> Task objective
Collect every line of the records below that contains the word "days".

(Entries with figure data)
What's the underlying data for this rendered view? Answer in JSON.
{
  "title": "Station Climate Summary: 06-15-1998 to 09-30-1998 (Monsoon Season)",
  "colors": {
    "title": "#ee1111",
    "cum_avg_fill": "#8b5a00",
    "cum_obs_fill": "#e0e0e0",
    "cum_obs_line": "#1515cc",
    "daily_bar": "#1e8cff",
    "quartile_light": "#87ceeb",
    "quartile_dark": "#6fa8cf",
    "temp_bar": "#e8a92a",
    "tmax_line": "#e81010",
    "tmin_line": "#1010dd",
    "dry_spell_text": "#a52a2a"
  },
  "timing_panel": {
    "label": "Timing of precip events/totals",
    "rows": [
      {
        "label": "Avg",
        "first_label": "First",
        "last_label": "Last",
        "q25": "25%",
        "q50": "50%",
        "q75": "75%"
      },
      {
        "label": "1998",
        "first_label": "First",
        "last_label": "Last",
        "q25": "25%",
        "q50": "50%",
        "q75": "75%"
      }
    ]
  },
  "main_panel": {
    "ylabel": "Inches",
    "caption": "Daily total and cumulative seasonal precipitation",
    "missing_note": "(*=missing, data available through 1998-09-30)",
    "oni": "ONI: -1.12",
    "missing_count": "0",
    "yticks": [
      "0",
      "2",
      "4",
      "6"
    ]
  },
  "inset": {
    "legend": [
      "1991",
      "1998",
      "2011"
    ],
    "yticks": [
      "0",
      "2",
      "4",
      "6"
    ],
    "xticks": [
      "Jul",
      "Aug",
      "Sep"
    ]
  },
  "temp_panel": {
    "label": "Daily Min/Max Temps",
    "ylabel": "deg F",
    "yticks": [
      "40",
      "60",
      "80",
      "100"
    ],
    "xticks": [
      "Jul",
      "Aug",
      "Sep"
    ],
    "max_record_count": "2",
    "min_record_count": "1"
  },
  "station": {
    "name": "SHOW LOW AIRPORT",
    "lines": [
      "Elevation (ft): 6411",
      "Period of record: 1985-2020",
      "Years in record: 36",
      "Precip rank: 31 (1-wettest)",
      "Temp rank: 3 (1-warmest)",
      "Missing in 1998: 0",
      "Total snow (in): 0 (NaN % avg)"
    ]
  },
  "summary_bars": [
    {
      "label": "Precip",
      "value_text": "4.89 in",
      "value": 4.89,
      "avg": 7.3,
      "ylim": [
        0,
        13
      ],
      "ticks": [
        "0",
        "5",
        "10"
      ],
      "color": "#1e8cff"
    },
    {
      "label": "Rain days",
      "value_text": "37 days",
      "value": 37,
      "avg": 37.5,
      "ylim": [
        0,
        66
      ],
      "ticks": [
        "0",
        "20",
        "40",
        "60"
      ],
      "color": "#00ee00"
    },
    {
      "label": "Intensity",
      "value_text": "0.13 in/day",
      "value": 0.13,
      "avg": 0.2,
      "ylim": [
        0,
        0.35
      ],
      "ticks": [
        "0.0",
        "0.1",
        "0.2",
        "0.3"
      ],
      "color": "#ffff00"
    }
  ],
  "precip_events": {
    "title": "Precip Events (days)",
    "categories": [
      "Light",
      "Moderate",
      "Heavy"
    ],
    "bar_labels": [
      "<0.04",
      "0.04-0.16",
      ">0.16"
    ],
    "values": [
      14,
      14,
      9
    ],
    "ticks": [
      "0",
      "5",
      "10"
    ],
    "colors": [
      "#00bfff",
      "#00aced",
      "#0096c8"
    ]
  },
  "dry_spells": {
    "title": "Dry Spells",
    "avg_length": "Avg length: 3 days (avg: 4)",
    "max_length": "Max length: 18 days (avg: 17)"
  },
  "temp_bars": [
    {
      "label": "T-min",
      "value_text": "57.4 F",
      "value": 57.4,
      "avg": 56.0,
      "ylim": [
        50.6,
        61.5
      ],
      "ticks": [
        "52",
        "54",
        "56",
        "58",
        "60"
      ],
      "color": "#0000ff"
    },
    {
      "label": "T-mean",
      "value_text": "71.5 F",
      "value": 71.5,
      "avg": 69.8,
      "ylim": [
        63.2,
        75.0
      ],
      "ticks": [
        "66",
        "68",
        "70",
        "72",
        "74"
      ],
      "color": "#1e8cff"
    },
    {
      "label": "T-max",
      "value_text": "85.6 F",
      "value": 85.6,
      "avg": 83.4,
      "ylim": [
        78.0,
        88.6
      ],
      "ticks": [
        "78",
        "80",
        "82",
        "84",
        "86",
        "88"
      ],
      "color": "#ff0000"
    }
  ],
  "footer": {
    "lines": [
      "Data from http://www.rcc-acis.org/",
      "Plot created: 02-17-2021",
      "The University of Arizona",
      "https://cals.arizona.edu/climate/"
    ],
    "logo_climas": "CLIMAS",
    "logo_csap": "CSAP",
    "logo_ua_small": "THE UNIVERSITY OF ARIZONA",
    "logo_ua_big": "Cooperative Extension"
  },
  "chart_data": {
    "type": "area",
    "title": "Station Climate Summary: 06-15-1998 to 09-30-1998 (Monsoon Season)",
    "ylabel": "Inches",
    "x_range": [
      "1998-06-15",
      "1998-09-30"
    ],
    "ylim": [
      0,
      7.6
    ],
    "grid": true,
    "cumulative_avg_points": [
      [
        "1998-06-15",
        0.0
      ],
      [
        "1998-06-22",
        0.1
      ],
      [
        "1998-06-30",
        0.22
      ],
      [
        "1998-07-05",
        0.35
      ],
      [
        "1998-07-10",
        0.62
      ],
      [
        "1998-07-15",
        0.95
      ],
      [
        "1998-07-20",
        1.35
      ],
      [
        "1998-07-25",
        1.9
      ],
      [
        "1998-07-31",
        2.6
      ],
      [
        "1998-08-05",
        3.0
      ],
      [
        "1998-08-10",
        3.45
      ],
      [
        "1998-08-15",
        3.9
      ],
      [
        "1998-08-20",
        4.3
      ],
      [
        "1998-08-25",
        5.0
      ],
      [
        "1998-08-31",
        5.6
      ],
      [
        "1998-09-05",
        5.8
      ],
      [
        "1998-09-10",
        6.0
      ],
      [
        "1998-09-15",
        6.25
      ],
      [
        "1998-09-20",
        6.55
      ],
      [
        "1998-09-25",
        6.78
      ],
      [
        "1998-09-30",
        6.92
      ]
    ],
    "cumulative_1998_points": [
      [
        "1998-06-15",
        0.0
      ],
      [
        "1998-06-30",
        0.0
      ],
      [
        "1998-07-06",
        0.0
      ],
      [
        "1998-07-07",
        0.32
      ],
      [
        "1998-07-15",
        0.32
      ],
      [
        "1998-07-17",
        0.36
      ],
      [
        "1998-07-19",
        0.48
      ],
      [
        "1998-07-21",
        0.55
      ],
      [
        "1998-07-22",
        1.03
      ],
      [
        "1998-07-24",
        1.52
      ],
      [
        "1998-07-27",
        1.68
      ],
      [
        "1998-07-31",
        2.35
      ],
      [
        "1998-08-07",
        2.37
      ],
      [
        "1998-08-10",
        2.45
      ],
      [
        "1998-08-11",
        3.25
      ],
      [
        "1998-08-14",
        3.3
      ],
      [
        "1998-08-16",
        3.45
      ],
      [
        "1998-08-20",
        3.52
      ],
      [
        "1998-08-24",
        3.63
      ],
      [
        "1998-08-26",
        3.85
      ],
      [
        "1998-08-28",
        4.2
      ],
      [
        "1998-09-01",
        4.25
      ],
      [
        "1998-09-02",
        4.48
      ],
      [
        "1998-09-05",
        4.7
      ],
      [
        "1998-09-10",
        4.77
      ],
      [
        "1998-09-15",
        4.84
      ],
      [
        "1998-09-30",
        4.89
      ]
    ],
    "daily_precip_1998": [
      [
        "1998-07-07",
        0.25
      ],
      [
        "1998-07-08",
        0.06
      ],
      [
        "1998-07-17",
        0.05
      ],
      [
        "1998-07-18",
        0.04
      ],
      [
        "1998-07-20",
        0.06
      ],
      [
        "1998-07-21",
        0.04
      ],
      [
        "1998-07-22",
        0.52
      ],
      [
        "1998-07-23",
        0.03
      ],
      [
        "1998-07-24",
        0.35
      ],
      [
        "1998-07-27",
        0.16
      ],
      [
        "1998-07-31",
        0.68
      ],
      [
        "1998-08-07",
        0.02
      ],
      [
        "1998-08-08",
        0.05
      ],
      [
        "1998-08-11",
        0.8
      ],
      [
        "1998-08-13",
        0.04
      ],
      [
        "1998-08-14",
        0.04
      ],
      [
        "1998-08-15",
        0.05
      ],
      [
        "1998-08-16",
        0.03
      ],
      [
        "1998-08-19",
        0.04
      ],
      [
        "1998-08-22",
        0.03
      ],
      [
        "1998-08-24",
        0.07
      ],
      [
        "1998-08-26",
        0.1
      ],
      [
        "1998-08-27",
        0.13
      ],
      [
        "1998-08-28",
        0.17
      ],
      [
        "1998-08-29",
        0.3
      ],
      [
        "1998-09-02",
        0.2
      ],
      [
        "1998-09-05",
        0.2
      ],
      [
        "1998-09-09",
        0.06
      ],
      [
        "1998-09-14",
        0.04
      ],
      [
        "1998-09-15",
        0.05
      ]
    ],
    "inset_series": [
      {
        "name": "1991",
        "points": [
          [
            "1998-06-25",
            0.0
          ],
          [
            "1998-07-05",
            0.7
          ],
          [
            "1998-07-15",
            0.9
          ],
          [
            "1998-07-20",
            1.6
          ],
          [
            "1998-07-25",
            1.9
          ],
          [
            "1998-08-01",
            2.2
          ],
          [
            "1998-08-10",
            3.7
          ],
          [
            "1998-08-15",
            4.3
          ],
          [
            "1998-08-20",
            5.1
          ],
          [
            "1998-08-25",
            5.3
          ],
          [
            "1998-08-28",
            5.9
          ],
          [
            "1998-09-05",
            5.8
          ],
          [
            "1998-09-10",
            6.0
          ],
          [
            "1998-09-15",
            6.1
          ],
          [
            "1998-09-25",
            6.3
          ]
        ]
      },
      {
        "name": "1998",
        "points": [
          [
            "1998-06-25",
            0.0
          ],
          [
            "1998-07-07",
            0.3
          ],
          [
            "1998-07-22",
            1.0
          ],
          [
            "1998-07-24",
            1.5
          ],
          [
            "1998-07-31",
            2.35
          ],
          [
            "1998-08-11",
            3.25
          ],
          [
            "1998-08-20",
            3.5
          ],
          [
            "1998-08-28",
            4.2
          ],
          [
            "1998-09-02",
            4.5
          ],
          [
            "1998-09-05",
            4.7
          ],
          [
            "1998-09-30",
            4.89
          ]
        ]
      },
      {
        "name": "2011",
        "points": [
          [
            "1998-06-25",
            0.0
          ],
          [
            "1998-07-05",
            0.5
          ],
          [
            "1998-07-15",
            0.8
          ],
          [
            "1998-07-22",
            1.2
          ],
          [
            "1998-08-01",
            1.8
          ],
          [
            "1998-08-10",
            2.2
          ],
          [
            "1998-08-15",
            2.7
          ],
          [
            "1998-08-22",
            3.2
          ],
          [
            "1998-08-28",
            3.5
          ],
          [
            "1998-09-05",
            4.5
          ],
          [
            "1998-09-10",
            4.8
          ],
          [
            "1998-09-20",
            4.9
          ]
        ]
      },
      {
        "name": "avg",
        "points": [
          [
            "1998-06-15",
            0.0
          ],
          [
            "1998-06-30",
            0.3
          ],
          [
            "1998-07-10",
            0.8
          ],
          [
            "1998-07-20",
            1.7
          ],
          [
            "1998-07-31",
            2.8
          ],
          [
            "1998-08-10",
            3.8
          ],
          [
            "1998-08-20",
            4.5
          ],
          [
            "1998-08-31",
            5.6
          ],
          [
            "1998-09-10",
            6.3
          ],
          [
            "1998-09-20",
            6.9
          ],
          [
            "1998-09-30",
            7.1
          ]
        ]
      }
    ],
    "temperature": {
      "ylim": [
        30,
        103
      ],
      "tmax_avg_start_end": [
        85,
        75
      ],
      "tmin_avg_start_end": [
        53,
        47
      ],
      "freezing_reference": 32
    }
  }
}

> Task response
      "label": "Rain days",
      "value_text": "37 days",
    "title": "Precip Events (days)",
    "avg_length": "Avg length: 3 days (avg: 4)",
    "max_length": "Max length: 18 days (avg: 17)"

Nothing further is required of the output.